### Data supplied ###
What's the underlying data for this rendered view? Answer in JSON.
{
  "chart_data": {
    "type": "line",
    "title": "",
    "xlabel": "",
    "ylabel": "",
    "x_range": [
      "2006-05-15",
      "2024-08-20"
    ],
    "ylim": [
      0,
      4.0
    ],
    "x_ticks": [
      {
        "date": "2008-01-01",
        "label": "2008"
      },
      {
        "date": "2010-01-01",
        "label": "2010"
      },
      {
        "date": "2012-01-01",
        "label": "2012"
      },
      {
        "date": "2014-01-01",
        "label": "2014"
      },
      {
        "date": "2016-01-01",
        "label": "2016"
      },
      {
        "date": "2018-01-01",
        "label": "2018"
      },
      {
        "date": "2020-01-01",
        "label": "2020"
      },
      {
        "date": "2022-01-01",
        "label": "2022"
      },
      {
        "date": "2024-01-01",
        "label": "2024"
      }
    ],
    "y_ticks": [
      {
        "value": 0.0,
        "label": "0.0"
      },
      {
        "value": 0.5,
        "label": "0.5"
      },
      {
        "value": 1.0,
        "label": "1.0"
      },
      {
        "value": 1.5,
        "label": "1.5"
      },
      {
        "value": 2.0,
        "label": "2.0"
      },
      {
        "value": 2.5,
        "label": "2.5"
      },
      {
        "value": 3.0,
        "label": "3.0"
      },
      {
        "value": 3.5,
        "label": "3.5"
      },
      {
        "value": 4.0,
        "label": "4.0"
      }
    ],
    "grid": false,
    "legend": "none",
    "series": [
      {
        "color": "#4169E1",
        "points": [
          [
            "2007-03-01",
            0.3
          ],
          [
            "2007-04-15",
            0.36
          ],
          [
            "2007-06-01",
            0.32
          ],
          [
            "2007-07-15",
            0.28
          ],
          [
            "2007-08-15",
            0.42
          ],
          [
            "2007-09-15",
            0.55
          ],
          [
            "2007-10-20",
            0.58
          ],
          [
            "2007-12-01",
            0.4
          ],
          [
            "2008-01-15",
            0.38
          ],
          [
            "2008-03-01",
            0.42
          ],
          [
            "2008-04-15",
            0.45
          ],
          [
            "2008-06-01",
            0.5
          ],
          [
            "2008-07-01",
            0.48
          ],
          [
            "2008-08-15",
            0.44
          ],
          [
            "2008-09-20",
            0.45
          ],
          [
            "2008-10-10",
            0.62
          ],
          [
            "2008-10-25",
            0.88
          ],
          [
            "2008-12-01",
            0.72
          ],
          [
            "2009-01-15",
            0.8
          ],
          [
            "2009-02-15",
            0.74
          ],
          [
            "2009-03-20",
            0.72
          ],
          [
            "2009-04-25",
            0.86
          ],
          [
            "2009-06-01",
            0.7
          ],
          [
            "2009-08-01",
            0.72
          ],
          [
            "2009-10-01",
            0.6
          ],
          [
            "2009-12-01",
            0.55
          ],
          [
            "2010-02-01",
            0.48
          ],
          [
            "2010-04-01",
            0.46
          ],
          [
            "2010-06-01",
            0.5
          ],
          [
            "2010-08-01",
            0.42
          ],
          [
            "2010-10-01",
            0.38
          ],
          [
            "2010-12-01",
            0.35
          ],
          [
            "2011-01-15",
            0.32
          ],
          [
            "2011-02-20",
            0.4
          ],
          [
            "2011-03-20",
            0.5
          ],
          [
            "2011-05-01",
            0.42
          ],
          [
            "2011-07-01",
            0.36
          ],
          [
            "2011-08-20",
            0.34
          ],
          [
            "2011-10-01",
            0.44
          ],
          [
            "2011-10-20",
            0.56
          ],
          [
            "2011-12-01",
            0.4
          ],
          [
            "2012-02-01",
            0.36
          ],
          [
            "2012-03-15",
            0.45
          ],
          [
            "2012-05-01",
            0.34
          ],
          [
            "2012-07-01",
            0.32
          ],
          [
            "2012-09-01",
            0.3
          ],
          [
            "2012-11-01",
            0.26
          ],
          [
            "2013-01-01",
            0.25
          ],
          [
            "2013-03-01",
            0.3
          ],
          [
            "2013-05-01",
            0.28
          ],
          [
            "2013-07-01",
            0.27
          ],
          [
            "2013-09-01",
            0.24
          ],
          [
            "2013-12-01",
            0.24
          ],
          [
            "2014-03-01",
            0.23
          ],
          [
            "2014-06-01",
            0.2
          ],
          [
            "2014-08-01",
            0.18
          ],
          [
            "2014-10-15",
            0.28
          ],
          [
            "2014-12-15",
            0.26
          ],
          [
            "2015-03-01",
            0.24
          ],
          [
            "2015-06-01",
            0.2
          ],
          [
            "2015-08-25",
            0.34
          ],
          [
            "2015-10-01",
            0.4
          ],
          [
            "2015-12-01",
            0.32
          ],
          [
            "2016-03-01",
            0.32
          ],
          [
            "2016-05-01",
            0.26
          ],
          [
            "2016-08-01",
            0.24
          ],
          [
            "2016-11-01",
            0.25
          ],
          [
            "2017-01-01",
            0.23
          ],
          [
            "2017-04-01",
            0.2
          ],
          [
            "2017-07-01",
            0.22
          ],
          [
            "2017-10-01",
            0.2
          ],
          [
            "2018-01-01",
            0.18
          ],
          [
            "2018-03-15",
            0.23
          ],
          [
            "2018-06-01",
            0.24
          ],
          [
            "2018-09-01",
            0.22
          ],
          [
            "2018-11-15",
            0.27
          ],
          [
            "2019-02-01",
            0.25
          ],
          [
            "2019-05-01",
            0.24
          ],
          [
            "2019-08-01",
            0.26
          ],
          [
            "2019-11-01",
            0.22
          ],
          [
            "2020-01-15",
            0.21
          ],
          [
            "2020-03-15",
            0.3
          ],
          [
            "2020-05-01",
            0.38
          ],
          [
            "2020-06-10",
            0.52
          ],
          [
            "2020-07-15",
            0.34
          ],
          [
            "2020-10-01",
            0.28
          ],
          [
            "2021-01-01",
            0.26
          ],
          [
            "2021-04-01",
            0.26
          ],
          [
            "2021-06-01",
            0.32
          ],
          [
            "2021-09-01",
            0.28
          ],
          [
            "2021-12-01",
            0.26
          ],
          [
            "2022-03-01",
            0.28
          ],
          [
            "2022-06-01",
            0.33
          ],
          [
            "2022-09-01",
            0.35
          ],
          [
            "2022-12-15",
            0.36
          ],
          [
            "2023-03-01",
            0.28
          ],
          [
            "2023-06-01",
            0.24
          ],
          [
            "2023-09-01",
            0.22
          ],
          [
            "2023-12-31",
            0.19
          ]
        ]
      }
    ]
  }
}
###
Short exercise: Copy all lines from the material that include "value".

Exercise answer:
        "value": 0.0,
        "value": 0.5,
        "value": 1.0,
        "value": 1.5,
        "value": 2.0,
        "value": 2.5,
        "value": 3.0,
        "value": 3.5,
        "value": 4.0,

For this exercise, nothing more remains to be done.